THE EXERCISE:
Return the listing below verbatim. Pictures do not belong in the copy.

LISTING:
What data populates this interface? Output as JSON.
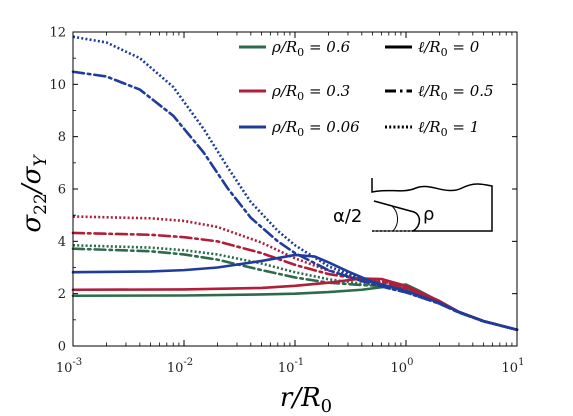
{
  "chart_data": {
    "type": "line",
    "x_scale": "log",
    "xlim": [
      0.001,
      10
    ],
    "ylim": [
      0,
      12
    ],
    "xlabel": "r/R0",
    "ylabel": "σ22/σY",
    "x_ticks": [
      {
        "value": 0.001,
        "base": "10",
        "exp": "-3"
      },
      {
        "value": 0.01,
        "base": "10",
        "exp": "-2"
      },
      {
        "value": 0.1,
        "base": "10",
        "exp": "-1"
      },
      {
        "value": 1,
        "base": "10",
        "exp": "0"
      },
      {
        "value": 10,
        "base": "10",
        "exp": "1"
      }
    ],
    "y_ticks": [
      "0",
      "2",
      "4",
      "6",
      "8",
      "10",
      "12"
    ],
    "legend": {
      "placement": "top-right",
      "colors": [
        {
          "label": "ρ/R0 = 0.6",
          "color": "#2e6b4b"
        },
        {
          "label": "ρ/R0 = 0.3",
          "color": "#b01e3a"
        },
        {
          "label": "ρ/R0 = 0.06",
          "color": "#1f3c9a"
        }
      ],
      "styles": [
        {
          "label": "ℓ/R0 = 0",
          "dash": "solid"
        },
        {
          "label": "ℓ/R0 = 0.5",
          "dash": "dashdot"
        },
        {
          "label": "ℓ/R0 = 1",
          "dash": "dotted"
        }
      ]
    },
    "inset_labels": {
      "angle": "α/2",
      "radius": "ρ"
    },
    "series": [
      {
        "rho": "0.6",
        "ell": "0",
        "color": "#2e6b4b",
        "dash": "solid",
        "points": [
          [
            0.001,
            1.92
          ],
          [
            0.01,
            1.93
          ],
          [
            0.05,
            1.97
          ],
          [
            0.1,
            2.0
          ],
          [
            0.2,
            2.06
          ],
          [
            0.4,
            2.15
          ],
          [
            0.7,
            2.28
          ],
          [
            1,
            2.35
          ],
          [
            1.3,
            2.12
          ],
          [
            2,
            1.7
          ],
          [
            3,
            1.3
          ],
          [
            5,
            0.95
          ],
          [
            10,
            0.62
          ]
        ]
      },
      {
        "rho": "0.6",
        "ell": "0.5",
        "color": "#2e6b4b",
        "dash": "dashdot",
        "points": [
          [
            0.001,
            3.72
          ],
          [
            0.005,
            3.62
          ],
          [
            0.01,
            3.5
          ],
          [
            0.02,
            3.3
          ],
          [
            0.05,
            2.9
          ],
          [
            0.1,
            2.62
          ],
          [
            0.2,
            2.42
          ],
          [
            0.4,
            2.33
          ],
          [
            0.7,
            2.28
          ],
          [
            1,
            2.2
          ],
          [
            2,
            1.68
          ],
          [
            3,
            1.3
          ],
          [
            5,
            0.95
          ],
          [
            10,
            0.62
          ]
        ]
      },
      {
        "rho": "0.6",
        "ell": "1",
        "color": "#2e6b4b",
        "dash": "dotted",
        "points": [
          [
            0.001,
            3.85
          ],
          [
            0.005,
            3.76
          ],
          [
            0.01,
            3.66
          ],
          [
            0.02,
            3.5
          ],
          [
            0.05,
            3.15
          ],
          [
            0.1,
            2.82
          ],
          [
            0.2,
            2.55
          ],
          [
            0.4,
            2.38
          ],
          [
            0.7,
            2.3
          ],
          [
            1,
            2.2
          ],
          [
            2,
            1.68
          ],
          [
            3,
            1.3
          ],
          [
            5,
            0.95
          ],
          [
            10,
            0.62
          ]
        ]
      },
      {
        "rho": "0.3",
        "ell": "0",
        "color": "#b01e3a",
        "dash": "solid",
        "points": [
          [
            0.001,
            2.15
          ],
          [
            0.01,
            2.16
          ],
          [
            0.05,
            2.22
          ],
          [
            0.1,
            2.3
          ],
          [
            0.2,
            2.42
          ],
          [
            0.4,
            2.58
          ],
          [
            0.6,
            2.56
          ],
          [
            1,
            2.3
          ],
          [
            2,
            1.72
          ],
          [
            3,
            1.3
          ],
          [
            5,
            0.95
          ],
          [
            10,
            0.62
          ]
        ]
      },
      {
        "rho": "0.3",
        "ell": "0.5",
        "color": "#b01e3a",
        "dash": "dashdot",
        "points": [
          [
            0.001,
            4.32
          ],
          [
            0.005,
            4.25
          ],
          [
            0.01,
            4.16
          ],
          [
            0.02,
            4.0
          ],
          [
            0.05,
            3.55
          ],
          [
            0.1,
            3.1
          ],
          [
            0.2,
            2.75
          ],
          [
            0.4,
            2.55
          ],
          [
            0.7,
            2.4
          ],
          [
            1,
            2.2
          ],
          [
            2,
            1.68
          ],
          [
            3,
            1.3
          ],
          [
            5,
            0.95
          ],
          [
            10,
            0.62
          ]
        ]
      },
      {
        "rho": "0.3",
        "ell": "1",
        "color": "#b01e3a",
        "dash": "dotted",
        "points": [
          [
            0.001,
            4.95
          ],
          [
            0.005,
            4.88
          ],
          [
            0.01,
            4.78
          ],
          [
            0.02,
            4.55
          ],
          [
            0.05,
            3.95
          ],
          [
            0.1,
            3.35
          ],
          [
            0.2,
            2.88
          ],
          [
            0.4,
            2.6
          ],
          [
            0.7,
            2.42
          ],
          [
            1,
            2.2
          ],
          [
            2,
            1.68
          ],
          [
            3,
            1.3
          ],
          [
            5,
            0.95
          ],
          [
            10,
            0.62
          ]
        ]
      },
      {
        "rho": "0.06",
        "ell": "0",
        "color": "#1f3c9a",
        "dash": "solid",
        "points": [
          [
            0.001,
            2.82
          ],
          [
            0.005,
            2.85
          ],
          [
            0.01,
            2.9
          ],
          [
            0.02,
            3.0
          ],
          [
            0.05,
            3.25
          ],
          [
            0.1,
            3.48
          ],
          [
            0.15,
            3.42
          ],
          [
            0.2,
            3.2
          ],
          [
            0.3,
            2.85
          ],
          [
            0.5,
            2.45
          ],
          [
            1,
            2.1
          ],
          [
            2,
            1.65
          ],
          [
            3,
            1.3
          ],
          [
            5,
            0.95
          ],
          [
            10,
            0.62
          ]
        ]
      },
      {
        "rho": "0.06",
        "ell": "0.5",
        "color": "#1f3c9a",
        "dash": "dashdot",
        "points": [
          [
            0.001,
            10.48
          ],
          [
            0.002,
            10.3
          ],
          [
            0.004,
            9.8
          ],
          [
            0.008,
            8.8
          ],
          [
            0.015,
            7.4
          ],
          [
            0.025,
            6.0
          ],
          [
            0.04,
            4.9
          ],
          [
            0.07,
            4.0
          ],
          [
            0.1,
            3.55
          ],
          [
            0.2,
            2.9
          ],
          [
            0.4,
            2.48
          ],
          [
            0.7,
            2.2
          ],
          [
            1,
            2.05
          ],
          [
            2,
            1.62
          ],
          [
            3,
            1.28
          ],
          [
            5,
            0.94
          ],
          [
            10,
            0.62
          ]
        ]
      },
      {
        "rho": "0.06",
        "ell": "1",
        "color": "#1f3c9a",
        "dash": "dotted",
        "points": [
          [
            0.001,
            11.82
          ],
          [
            0.002,
            11.6
          ],
          [
            0.004,
            11.0
          ],
          [
            0.008,
            9.9
          ],
          [
            0.015,
            8.3
          ],
          [
            0.025,
            6.8
          ],
          [
            0.04,
            5.5
          ],
          [
            0.07,
            4.4
          ],
          [
            0.1,
            3.85
          ],
          [
            0.2,
            3.05
          ],
          [
            0.4,
            2.55
          ],
          [
            0.7,
            2.22
          ],
          [
            1,
            2.05
          ],
          [
            2,
            1.62
          ],
          [
            3,
            1.28
          ],
          [
            5,
            0.94
          ],
          [
            10,
            0.62
          ]
        ]
      }
    ]
  }
}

THE COMPLETED TASK:
What data populates this interface? Output as JSON.
{
  "chart_data": {
    "type": "line",
    "x_scale": "log",
    "xlim": [
      0.001,
      10
    ],
    "ylim": [
      0,
      12
    ],
    "xlabel": "r/R0",
    "ylabel": "σ22/σY",
    "x_ticks": [
      {
        "value": 0.001,
        "base": "10",
        "exp": "-3"
      },
      {
        "value": 0.01,
        "base": "10",
        "exp": "-2"
      },
      {
        "value": 0.1,
        "base": "10",
        "exp": "-1"
      },
      {
        "value": 1,
        "base": "10",
        "exp": "0"
      },
      {
        "value": 10,
        "base": "10",
        "exp": "1"
      }
    ],
    "y_ticks": [
      "0",
      "2",
      "4",
      "6",
      "8",
      "10",
      "12"
    ],
    "legend": {
      "placement": "top-right",
      "colors": [
        {
          "label": "ρ/R0 = 0.6",
          "color": "#2e6b4b"
        },
        {
          "label": "ρ/R0 = 0.3",
          "color": "#b01e3a"
        },
        {
          "label": "ρ/R0 = 0.06",
          "color": "#1f3c9a"
        }
      ],
      "styles": [
        {
          "label": "ℓ/R0 = 0",
          "dash": "solid"
        },
        {
          "label": "ℓ/R0 = 0.5",
          "dash": "dashdot"
        },
        {
          "label": "ℓ/R0 = 1",
          "dash": "dotted"
        }
      ]
    },
    "inset_labels": {
      "angle": "α/2",
      "radius": "ρ"
    },
    "series": [
      {
        "rho": "0.6",
        "ell": "0",
        "color": "#2e6b4b",
        "dash": "solid",
        "points": [
          [
            0.001,
            1.92
          ],
          [
            0.01,
            1.93
          ],
          [
            0.05,
            1.97
          ],
          [
            0.1,
            2.0
          ],
          [
            0.2,
            2.06
          ],
          [
            0.4,
            2.15
          ],
          [
            0.7,
            2.28
          ],
          [
            1,
            2.35
          ],
          [
            1.3,
            2.12
          ],
          [
            2,
            1.7
          ],
          [
            3,
            1.3
          ],
          [
            5,
            0.95
          ],
          [
            10,
            0.62
          ]
        ]
      },
      {
        "rho": "0.6",
        "ell": "0.5",
        "color": "#2e6b4b",
        "dash": "dashdot",
        "points": [
          [
            0.001,
            3.72
          ],
          [
            0.005,
            3.62
          ],
          [
            0.01,
            3.5
          ],
          [
            0.02,
            3.3
          ],
          [
            0.05,
            2.9
          ],
          [
            0.1,
            2.62
          ],
          [
            0.2,
            2.42
          ],
          [
            0.4,
            2.33
          ],
          [
            0.7,
            2.28
          ],
          [
            1,
            2.2
          ],
          [
            2,
            1.68
          ],
          [
            3,
            1.3
          ],
          [
            5,
            0.95
          ],
          [
            10,
            0.62
          ]
        ]
      },
      {
        "rho": "0.6",
        "ell": "1",
        "color": "#2e6b4b",
        "dash": "dotted",
        "points": [
          [
            0.001,
            3.85
          ],
          [
            0.005,
            3.76
          ],
          [
            0.01,
            3.66
          ],
          [
            0.02,
            3.5
          ],
          [
            0.05,
            3.15
          ],
          [
            0.1,
            2.82
          ],
          [
            0.2,
            2.55
          ],
          [
            0.4,
            2.38
          ],
          [
            0.7,
            2.3
          ],
          [
            1,
            2.2
          ],
          [
            2,
            1.68
          ],
          [
            3,
            1.3
          ],
          [
            5,
            0.95
          ],
          [
            10,
            0.62
          ]
        ]
      },
      {
        "rho": "0.3",
        "ell": "0",
        "color": "#b01e3a",
        "dash": "solid",
        "points": [
          [
            0.001,
            2.15
          ],
          [
            0.01,
            2.16
          ],
          [
            0.05,
            2.22
          ],
          [
            0.1,
            2.3
          ],
          [
            0.2,
            2.42
          ],
          [
            0.4,
            2.58
          ],
          [
            0.6,
            2.56
          ],
          [
            1,
            2.3
          ],
          [
            2,
            1.72
          ],
          [
            3,
            1.3
          ],
          [
            5,
            0.95
          ],
          [
            10,
            0.62
          ]
        ]
      },
      {
        "rho": "0.3",
        "ell": "0.5",
        "color": "#b01e3a",
        "dash": "dashdot",
        "points": [
          [
            0.001,
            4.32
          ],
          [
            0.005,
            4.25
          ],
          [
            0.01,
            4.16
          ],
          [
            0.02,
            4.0
          ],
          [
            0.05,
            3.55
          ],
          [
            0.1,
            3.1
          ],
          [
            0.2,
            2.75
          ],
          [
            0.4,
            2.55
          ],
          [
            0.7,
            2.4
          ],
          [
            1,
            2.2
          ],
          [
            2,
            1.68
          ],
          [
            3,
            1.3
          ],
          [
            5,
            0.95
          ],
          [
            10,
            0.62
          ]
        ]
      },
      {
        "rho": "0.3",
        "ell": "1",
        "color": "#b01e3a",
        "dash": "dotted",
        "points": [
          [
            0.001,
            4.95
          ],
          [
            0.005,
            4.88
          ],
          [
            0.01,
            4.78
          ],
          [
            0.02,
            4.55
          ],
          [
            0.05,
            3.95
          ],
          [
            0.1,
            3.35
          ],
          [
            0.2,
            2.88
          ],
          [
            0.4,
            2.6
          ],
          [
            0.7,
            2.42
          ],
          [
            1,
            2.2
          ],
          [
            2,
            1.68
          ],
          [
            3,
            1.3
          ],
          [
            5,
            0.95
          ],
          [
            10,
            0.62
          ]
        ]
      },
      {
        "rho": "0.06",
        "ell": "0",
        "color": "#1f3c9a",
        "dash": "solid",
        "points": [
          [
            0.001,
            2.82
          ],
          [
            0.005,
            2.85
          ],
          [
            0.01,
            2.9
          ],
          [
            0.02,
            3.0
          ],
          [
            0.05,
            3.25
          ],
          [
            0.1,
            3.48
          ],
          [
            0.15,
            3.42
          ],
          [
            0.2,
            3.2
          ],
          [
            0.3,
            2.85
          ],
          [
            0.5,
            2.45
          ],
          [
            1,
            2.1
          ],
          [
            2,
            1.65
          ],
          [
            3,
            1.3
          ],
          [
            5,
            0.95
          ],
          [
            10,
            0.62
          ]
        ]
      },
      {
        "rho": "0.06",
        "ell": "0.5",
        "color": "#1f3c9a",
        "dash": "dashdot",
        "points": [
          [
            0.001,
            10.48
          ],
          [
            0.002,
            10.3
          ],
          [
            0.004,
            9.8
          ],
          [
            0.008,
            8.8
          ],
          [
            0.015,
            7.4
          ],
          [
            0.025,
            6.0
          ],
          [
            0.04,
            4.9
          ],
          [
            0.07,
            4.0
          ],
          [
            0.1,
            3.55
          ],
          [
            0.2,
            2.9
          ],
          [
            0.4,
            2.48
          ],
          [
            0.7,
            2.2
          ],
          [
            1,
            2.05
          ],
          [
            2,
            1.62
          ],
          [
            3,
            1.28
          ],
          [
            5,
            0.94
          ],
          [
            10,
            0.62
          ]
        ]
      },
      {
        "rho": "0.06",
        "ell": "1",
        "color": "#1f3c9a",
        "dash": "dotted",
        "points": [
          [
            0.001,
            11.82
          ],
          [
            0.002,
            11.6
          ],
          [
            0.004,
            11.0
          ],
          [
            0.008,
            9.9
          ],
          [
            0.015,
            8.3
          ],
          [
            0.025,
            6.8
          ],
          [
            0.04,
            5.5
          ],
          [
            0.07,
            4.4
          ],
          [
            0.1,
            3.85
          ],
          [
            0.2,
            3.05
          ],
          [
            0.4,
            2.55
          ],
          [
            0.7,
            2.22
          ],
          [
            1,
            2.05
          ],
          [
            2,
            1.62
          ],
          [
            3,
            1.28
          ],
          [
            5,
            0.94
          ],
          [
            10,
            0.62
          ]
        ]
      }
    ]
  }
}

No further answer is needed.